The problem:
Filter these entries so that only lines with the word "حديث" remain.

::::

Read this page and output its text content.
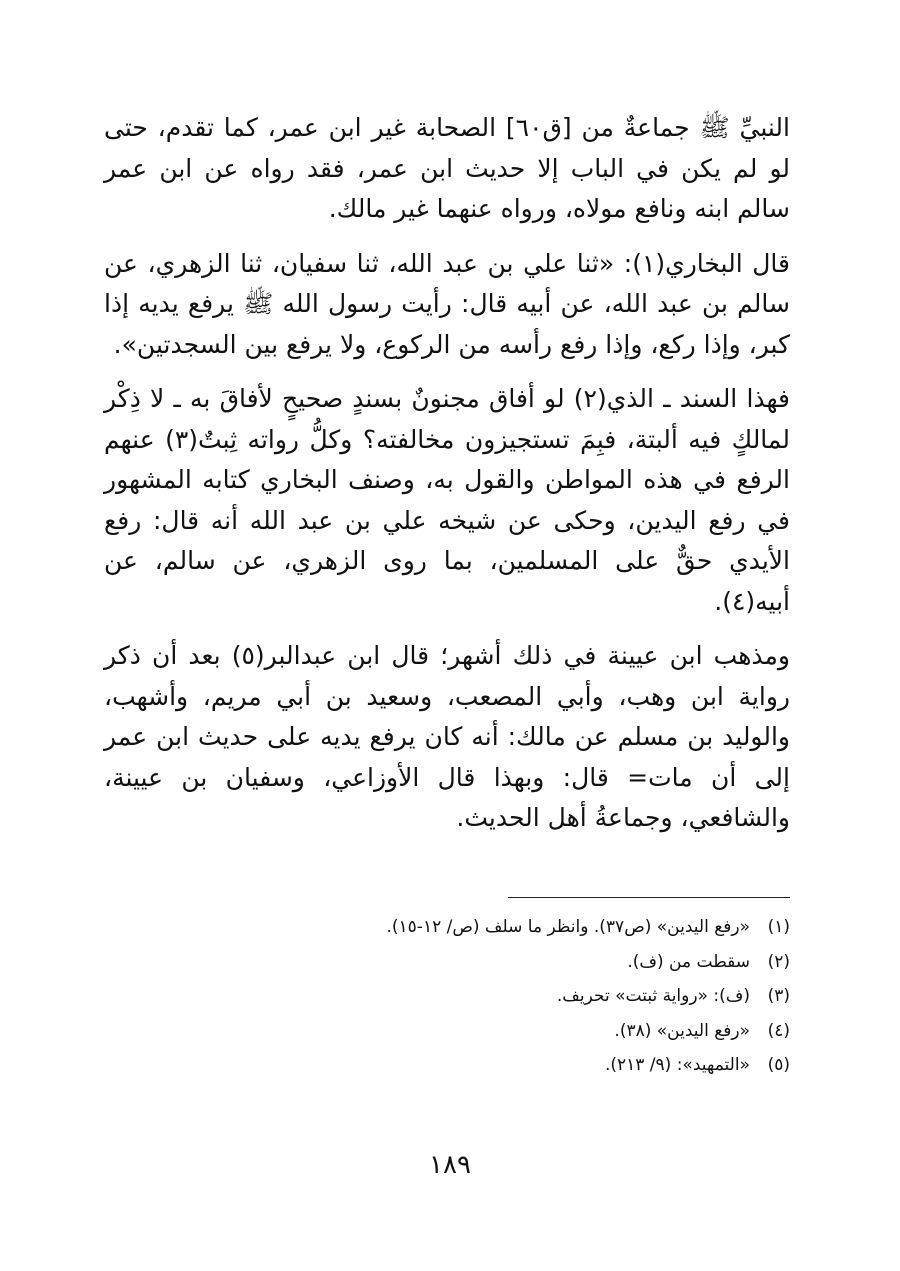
النبيِّ ﷺ جماعةٌ من [ق٦٠] الصحابة غير ابن عمر، كما تقدم، حتى لو لم يكن في الباب إلا حديث ابن عمر، فقد رواه عن ابن عمر سالم ابنه ونافع مولاه، ورواه عنهما غير مالك.

قال البخاري(١): «ثنا علي بن عبد الله، ثنا سفيان، ثنا الزهري، عن سالم بن عبد الله، عن أبيه قال: رأيت رسول الله ﷺ يرفع يديه إذا كبر، وإذا ركع، وإذا رفع رأسه من الركوع، ولا يرفع بين السجدتين».

فهذا السند ـ الذي(٢) لو أفاق مجنونٌ بسندٍ صحيحٍ لأفاقَ به ـ لا ذِكْر لمالكٍ فيه ألبتة، فبِمَ تستجيزون مخالفته؟ وكلُّ رواته ثِبتٌ(٣) عنهم الرفع في هذه المواطن والقول به، وصنف البخاري كتابه المشهور في رفع اليدين، وحكى عن شيخه علي بن عبد الله أنه قال: رفع الأيدي حقٌّ على المسلمين، بما روى الزهري، عن سالم، عن أبيه(٤).

ومذهب ابن عيينة في ذلك أشهر؛ قال ابن عبدالبر(٥) بعد أن ذكر رواية ابن وهب، وأبي المصعب، وسعيد بن أبي مريم، وأشهب، والوليد بن مسلم عن مالك: أنه كان يرفع يديه على حديث ابن عمر إلى أن مات= قال: وبهذا قال الأوزاعي، وسفيان بن عيينة، والشافعي، وجماعةُ أهل الحديث.

(١)«رفع اليدين» (ص٣٧). وانظر ما سلف (ص/ ١٢-١٥).
(٢)سقطت من (ف).
(٣)(ف): «رواية ثبتت» تحريف.
(٤)«رفع اليدين» (٣٨).
(٥)«التمهيد»: (٩/ ٢١٣).
١٨٩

::::

Exercise solution:
النبيِّ ﷺ جماعةٌ من [ق٦٠] الصحابة غير ابن عمر، كما تقدم، حتى لو لم يكن في الباب إلا حديث ابن عمر، فقد رواه عن ابن عمر سالم ابنه ونافع مولاه، ورواه عنهما غير مالك.
ومذهب ابن عيينة في ذلك أشهر؛ قال ابن عبدالبر(٥) بعد أن ذكر رواية ابن وهب، وأبي المصعب، وسعيد بن أبي مريم، وأشهب، والوليد بن مسلم عن مالك: أنه كان يرفع يديه على حديث ابن عمر إلى أن مات= قال: وبهذا قال الأوزاعي، وسفيان بن عيينة، والشافعي، وجماعةُ أهل الحديث.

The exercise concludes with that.